● **What is needed**
Search the material for the word "المختصين" and report each line where it turns up.

Recorded data
□ □ □ □ □ □ □

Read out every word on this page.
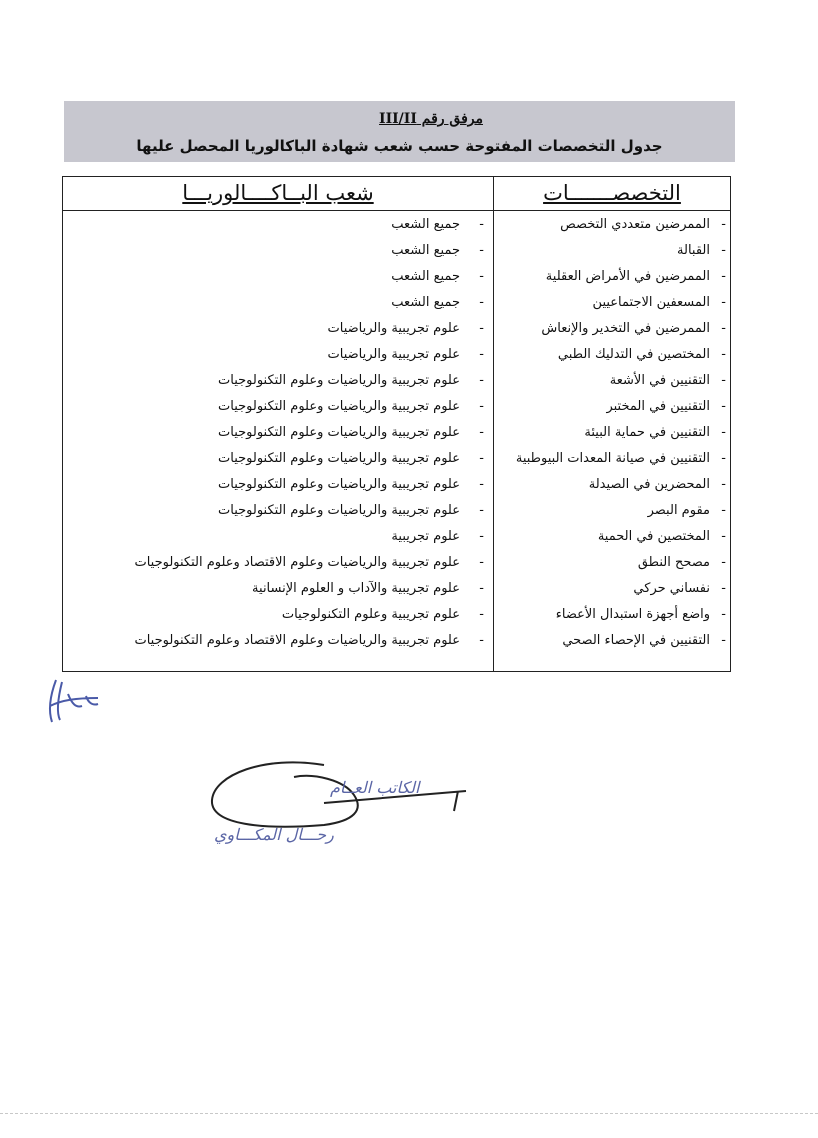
مرفق رقم III/II
جدول التخصصات المفتوحة حسب شعب شهادة الباكالوريا المحصل عليها
التخصصـــــــات
شعب البــاكــــالوريـــا
-
الممرضين متعددي التخصص
-
جميع الشعب
-
القبالة
-
جميع الشعب
-
الممرضين في الأمراض العقلية
-
جميع الشعب
-
المسعفين الاجتماعيين
-
جميع الشعب
-
الممرضين في التخدير والإنعاش
-
علوم تجريبية والرياضيات
-
المختصين في التدليك الطبي
-
علوم تجريبية والرياضيات
-
التقنيين في الأشعة
-
علوم تجريبية والرياضيات وعلوم التكنولوجيات
-
التقنيين في المختبر
-
علوم تجريبية والرياضيات وعلوم التكنولوجيات
-
التقنيين في حماية البيئة
-
علوم تجريبية والرياضيات وعلوم التكنولوجيات
-
التقنيين في صيانة المعدات البيوطبية
-
علوم تجريبية والرياضيات وعلوم التكنولوجيات
-
المحضرين في الصيدلة
-
علوم تجريبية والرياضيات وعلوم التكنولوجيات
-
مقوم البصر
-
علوم تجريبية والرياضيات وعلوم التكنولوجيات
-
المختصين في الحمية
-
علوم تجريبية
-
مصحح النطق
-
علوم تجريبية والرياضيات وعلوم الاقتصاد وعلوم التكنولوجيات
-
نفساني حركي
-
علوم تجريبية والآداب و العلوم الإنسانية
-
واضع أجهزة استبدال الأعضاء
-
علوم تجريبية وعلوم التكنولوجيات
-
التقنيين في الإحصاء الصحي
-
علوم تجريبية والرياضيات وعلوم الاقتصاد وعلوم التكنولوجيات
الكاتب العــام
رحـــال المكـــاوي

□ □ □ □ □ □ □

● **Answer to the task**
المختصين في التدليك الطبي
المختصين في الحمية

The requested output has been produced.